# Start of Exercise data
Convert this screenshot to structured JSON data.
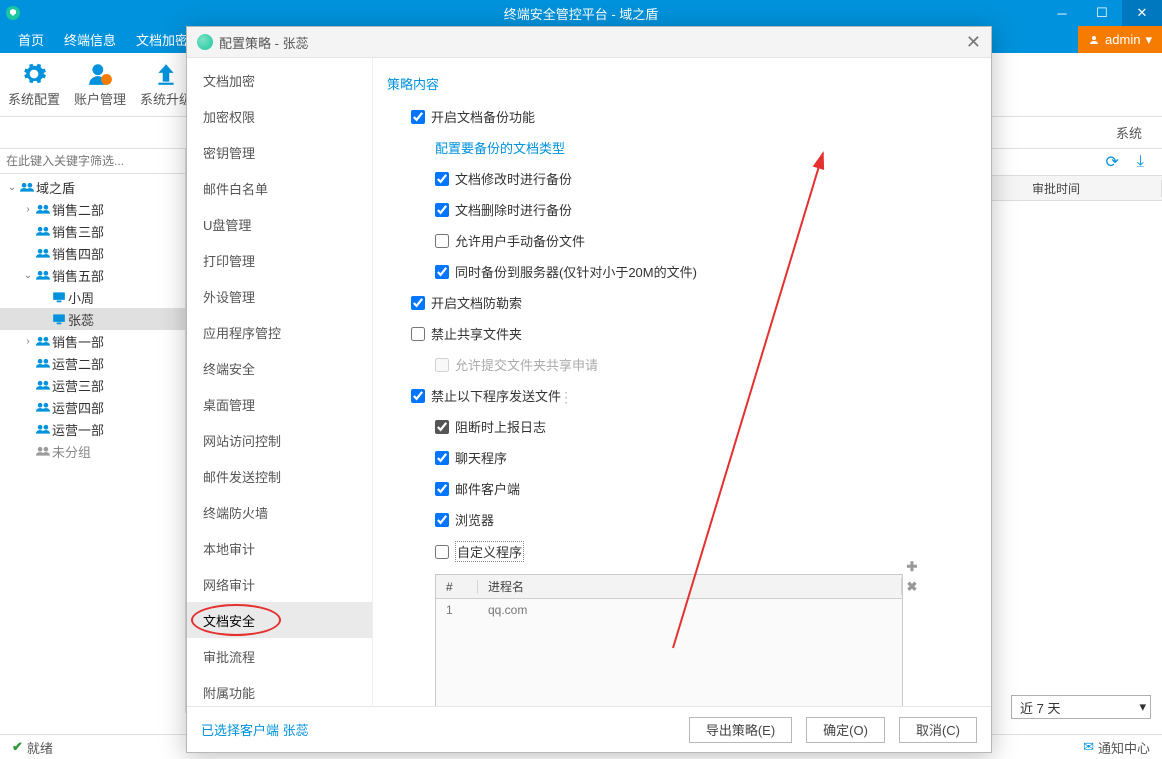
{
  "titlebar": {
    "app": "终端安全管控平台",
    "sub": "域之盾"
  },
  "menubar": {
    "items": [
      "首页",
      "终端信息",
      "文档加密"
    ],
    "admin": "admin"
  },
  "toolbar": {
    "sys_config": "系统配置",
    "acct_mgmt": "账户管理",
    "sys_upgrade": "系统升级"
  },
  "subbar": {
    "label": "系统"
  },
  "filter_placeholder": "在此键入关键字筛选...",
  "tree": {
    "root": "域之盾",
    "groups": [
      "销售二部",
      "销售三部",
      "销售四部",
      "销售五部",
      "销售一部",
      "运营二部",
      "运营三部",
      "运营四部",
      "运营一部",
      "未分组"
    ],
    "sub5": [
      "小周",
      "张蕊"
    ]
  },
  "cols": {
    "approve_time": "审批时间"
  },
  "combo": {
    "value": "近 7 天"
  },
  "status": {
    "ready": "就绪",
    "notif": "通知中心"
  },
  "dialog": {
    "title_prefix": "配置策略",
    "title_target": "张蕊",
    "nav": [
      "文档加密",
      "加密权限",
      "密钥管理",
      "邮件白名单",
      "U盘管理",
      "打印管理",
      "外设管理",
      "应用程序管控",
      "终端安全",
      "桌面管理",
      "网站访问控制",
      "邮件发送控制",
      "终端防火墙",
      "本地审计",
      "网络审计",
      "文档安全",
      "审批流程",
      "附属功能"
    ],
    "content_header": "策略内容",
    "opts": {
      "backup_enable": "开启文档备份功能",
      "config_types": "配置要备份的文档类型",
      "backup_on_modify": "文档修改时进行备份",
      "backup_on_delete": "文档删除时进行备份",
      "allow_manual": "允许用户手动备份文件",
      "backup_server": "同时备份到服务器(仅针对小于20M的文件)",
      "ransom": "开启文档防勒索",
      "deny_share": "禁止共享文件夹",
      "allow_share_apply": "允许提交文件夹共享申请",
      "deny_send": "禁止以下程序发送文件",
      "log_on_block": "阻断时上报日志",
      "chat": "聊天程序",
      "mail_client": "邮件客户端",
      "browser": "浏览器",
      "custom": "自定义程序"
    },
    "table": {
      "col_idx": "#",
      "col_name": "进程名",
      "rows": [
        {
          "idx": "1",
          "name": "qq.com"
        }
      ]
    },
    "footer": {
      "selected": "已选择客户端",
      "target": "张蕊",
      "export": "导出策略(E)",
      "ok": "确定(O)",
      "cancel": "取消(C)"
    }
  }
}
# End of Exercise data
◆ Task brief ◆
Repeat the listing above exactly, with no pictures.

◆ Reply ◆
Convert this screenshot to structured JSON data.
{
  "titlebar": {
    "app": "终端安全管控平台",
    "sub": "域之盾"
  },
  "menubar": {
    "items": [
      "首页",
      "终端信息",
      "文档加密"
    ],
    "admin": "admin"
  },
  "toolbar": {
    "sys_config": "系统配置",
    "acct_mgmt": "账户管理",
    "sys_upgrade": "系统升级"
  },
  "subbar": {
    "label": "系统"
  },
  "filter_placeholder": "在此键入关键字筛选...",
  "tree": {
    "root": "域之盾",
    "groups": [
      "销售二部",
      "销售三部",
      "销售四部",
      "销售五部",
      "销售一部",
      "运营二部",
      "运营三部",
      "运营四部",
      "运营一部",
      "未分组"
    ],
    "sub5": [
      "小周",
      "张蕊"
    ]
  },
  "cols": {
    "approve_time": "审批时间"
  },
  "combo": {
    "value": "近 7 天"
  },
  "status": {
    "ready": "就绪",
    "notif": "通知中心"
  },
  "dialog": {
    "title_prefix": "配置策略",
    "title_target": "张蕊",
    "nav": [
      "文档加密",
      "加密权限",
      "密钥管理",
      "邮件白名单",
      "U盘管理",
      "打印管理",
      "外设管理",
      "应用程序管控",
      "终端安全",
      "桌面管理",
      "网站访问控制",
      "邮件发送控制",
      "终端防火墙",
      "本地审计",
      "网络审计",
      "文档安全",
      "审批流程",
      "附属功能"
    ],
    "content_header": "策略内容",
    "opts": {
      "backup_enable": "开启文档备份功能",
      "config_types": "配置要备份的文档类型",
      "backup_on_modify": "文档修改时进行备份",
      "backup_on_delete": "文档删除时进行备份",
      "allow_manual": "允许用户手动备份文件",
      "backup_server": "同时备份到服务器(仅针对小于20M的文件)",
      "ransom": "开启文档防勒索",
      "deny_share": "禁止共享文件夹",
      "allow_share_apply": "允许提交文件夹共享申请",
      "deny_send": "禁止以下程序发送文件",
      "log_on_block": "阻断时上报日志",
      "chat": "聊天程序",
      "mail_client": "邮件客户端",
      "browser": "浏览器",
      "custom": "自定义程序"
    },
    "table": {
      "col_idx": "#",
      "col_name": "进程名",
      "rows": [
        {
          "idx": "1",
          "name": "qq.com"
        }
      ]
    },
    "footer": {
      "selected": "已选择客户端",
      "target": "张蕊",
      "export": "导出策略(E)",
      "ok": "确定(O)",
      "cancel": "取消(C)"
    }
  }
}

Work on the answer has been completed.